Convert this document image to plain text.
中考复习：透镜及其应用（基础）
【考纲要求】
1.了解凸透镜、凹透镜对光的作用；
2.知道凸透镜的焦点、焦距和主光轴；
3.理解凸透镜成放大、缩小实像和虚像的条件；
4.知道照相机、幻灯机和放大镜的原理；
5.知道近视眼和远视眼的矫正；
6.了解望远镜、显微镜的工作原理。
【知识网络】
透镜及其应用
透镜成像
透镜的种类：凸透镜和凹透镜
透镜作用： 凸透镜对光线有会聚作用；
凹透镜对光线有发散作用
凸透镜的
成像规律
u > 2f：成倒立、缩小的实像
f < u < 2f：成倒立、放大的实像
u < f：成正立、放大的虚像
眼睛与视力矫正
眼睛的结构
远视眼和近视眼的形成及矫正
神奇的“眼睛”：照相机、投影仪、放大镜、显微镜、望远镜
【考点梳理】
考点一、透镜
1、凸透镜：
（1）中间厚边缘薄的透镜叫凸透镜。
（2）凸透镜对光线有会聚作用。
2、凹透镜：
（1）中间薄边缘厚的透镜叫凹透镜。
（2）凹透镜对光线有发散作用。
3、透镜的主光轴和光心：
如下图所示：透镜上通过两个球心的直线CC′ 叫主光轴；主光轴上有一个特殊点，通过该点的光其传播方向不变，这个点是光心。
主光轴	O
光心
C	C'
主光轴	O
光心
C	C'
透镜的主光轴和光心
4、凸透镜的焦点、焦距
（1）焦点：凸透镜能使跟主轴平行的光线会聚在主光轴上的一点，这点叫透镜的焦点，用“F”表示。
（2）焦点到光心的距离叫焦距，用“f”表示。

## Set exercise
Retype every record above exactly as it appears.

## Finished task
Convert this document image to plain text.
中考复习：透镜及其应用（基础）
【考纲要求】
1.了解凸透镜、凹透镜对光的作用；
2.知道凸透镜的焦点、焦距和主光轴；
3.理解凸透镜成放大、缩小实像和虚像的条件；
4.知道照相机、幻灯机和放大镜的原理；
5.知道近视眼和远视眼的矫正；
6.了解望远镜、显微镜的工作原理。
【知识网络】
透镜及其应用
透镜成像
透镜的种类：凸透镜和凹透镜
透镜作用： 凸透镜对光线有会聚作用；
凹透镜对光线有发散作用
凸透镜的
成像规律
u > 2f：成倒立、缩小的实像
f < u < 2f：成倒立、放大的实像
u < f：成正立、放大的虚像
眼睛与视力矫正
眼睛的结构
远视眼和近视眼的形成及矫正
神奇的“眼睛”：照相机、投影仪、放大镜、显微镜、望远镜
【考点梳理】
考点一、透镜
1、凸透镜：
（1）中间厚边缘薄的透镜叫凸透镜。
（2）凸透镜对光线有会聚作用。
2、凹透镜：
（1）中间薄边缘厚的透镜叫凹透镜。
（2）凹透镜对光线有发散作用。
3、透镜的主光轴和光心：
如下图所示：透镜上通过两个球心的直线CC′ 叫主光轴；主光轴上有一个特殊点，通过该点的光其传播方向不变，这个点是光心。
主光轴	O
光心
C	C'
主光轴	O
光心
C	C'
透镜的主光轴和光心
4、凸透镜的焦点、焦距
（1）焦点：凸透镜能使跟主轴平行的光线会聚在主光轴上的一点，这点叫透镜的焦点，用“F”表示。
（2）焦点到光心的距离叫焦距，用“f”表示。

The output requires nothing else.